→ Recorded data
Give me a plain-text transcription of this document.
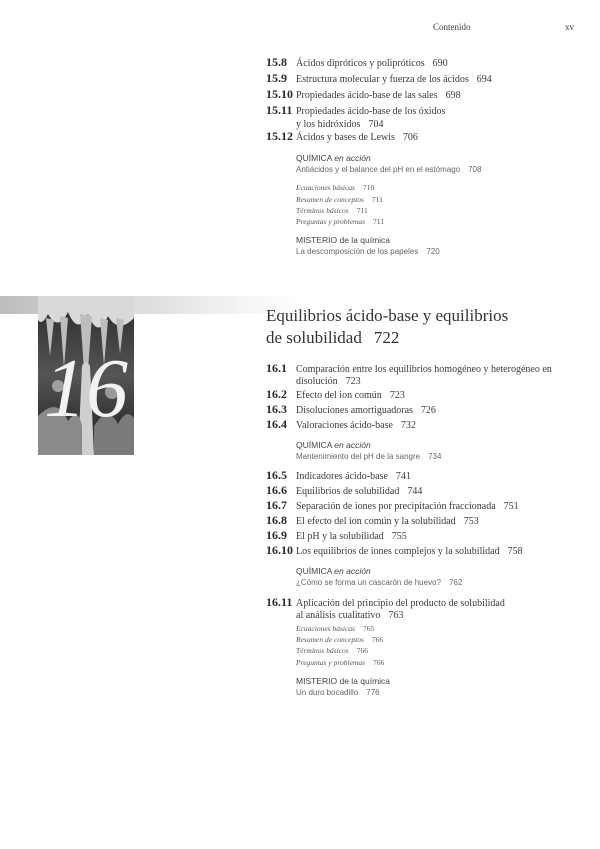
Contenido	xv
15.8 Ácidos dipróticos y polipróticos 690
15.9 Estructura molecular y fuerza de los ácidos 694
15.10 Propiedades ácido-base de las sales 698
15.11 Propiedades ácido-base de los óxidos
y los hidróxidos 704
15.12 Ácidos y bases de Lewis 706
QUÍMICA en acción
Antiácidos y el balance del pH en el estómago 708
Ecuaciones básicas 710
Resumen de conceptos 711
Términos básicos 711
Preguntas y problemas 711
MISTERIO de la química
La descomposición de los papeles 720
16
Equilibrios ácido-base y equilibrios
de solubilidad 722
16.1 Comparación entre los equilibrios homogéneo y heterogéneo en
disolución 723
16.2 Efecto del ion común 723
16.3 Disoluciones amortiguadoras 726
16.4 Valoraciones ácido-base 732
QUÍMICA en acción
Mantenimiento del pH de la sangre 734
16.5 Indicadores ácido-base 741
16.6 Equilibrios de solubilidad 744
16.7 Separación de iones por precipitación fraccionada 751
16.8 El efecto del ion común y la solubilidad 753
16.9 El pH y la solubilidad 755
16.10 Los equilibrios de iones complejos y la solubilidad 758
QUÍMICA en acción
¿Cómo se forma un cascarón de huevo? 762
16.11 Aplicación del principio del producto de solubilidad
al análisis cualitativo 763
Ecuaciones básicas 765
Resumen de conceptos 766
Términos básicos 766
Preguntas y problemas 766
MISTERIO de la química
Un duro bocadillo 776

→ To do
Without including any pictures, output all the entries above exactly.

→ The response
Give me a plain-text transcription of this document.
Contenido	xv
15.8 Ácidos dipróticos y polipróticos 690
15.9 Estructura molecular y fuerza de los ácidos 694
15.10 Propiedades ácido-base de las sales 698
15.11 Propiedades ácido-base de los óxidos
y los hidróxidos 704
15.12 Ácidos y bases de Lewis 706
QUÍMICA en acción
Antiácidos y el balance del pH en el estómago 708
Ecuaciones básicas 710
Resumen de conceptos 711
Términos básicos 711
Preguntas y problemas 711
MISTERIO de la química
La descomposición de los papeles 720
16
Equilibrios ácido-base y equilibrios
de solubilidad 722
16.1 Comparación entre los equilibrios homogéneo y heterogéneo en
disolución 723
16.2 Efecto del ion común 723
16.3 Disoluciones amortiguadoras 726
16.4 Valoraciones ácido-base 732
QUÍMICA en acción
Mantenimiento del pH de la sangre 734
16.5 Indicadores ácido-base 741
16.6 Equilibrios de solubilidad 744
16.7 Separación de iones por precipitación fraccionada 751
16.8 El efecto del ion común y la solubilidad 753
16.9 El pH y la solubilidad 755
16.10 Los equilibrios de iones complejos y la solubilidad 758
QUÍMICA en acción
¿Cómo se forma un cascarón de huevo? 762
16.11 Aplicación del principio del producto de solubilidad
al análisis cualitativo 763
Ecuaciones básicas 765
Resumen de conceptos 766
Términos básicos 766
Preguntas y problemas 766
MISTERIO de la química
Un duro bocadillo 776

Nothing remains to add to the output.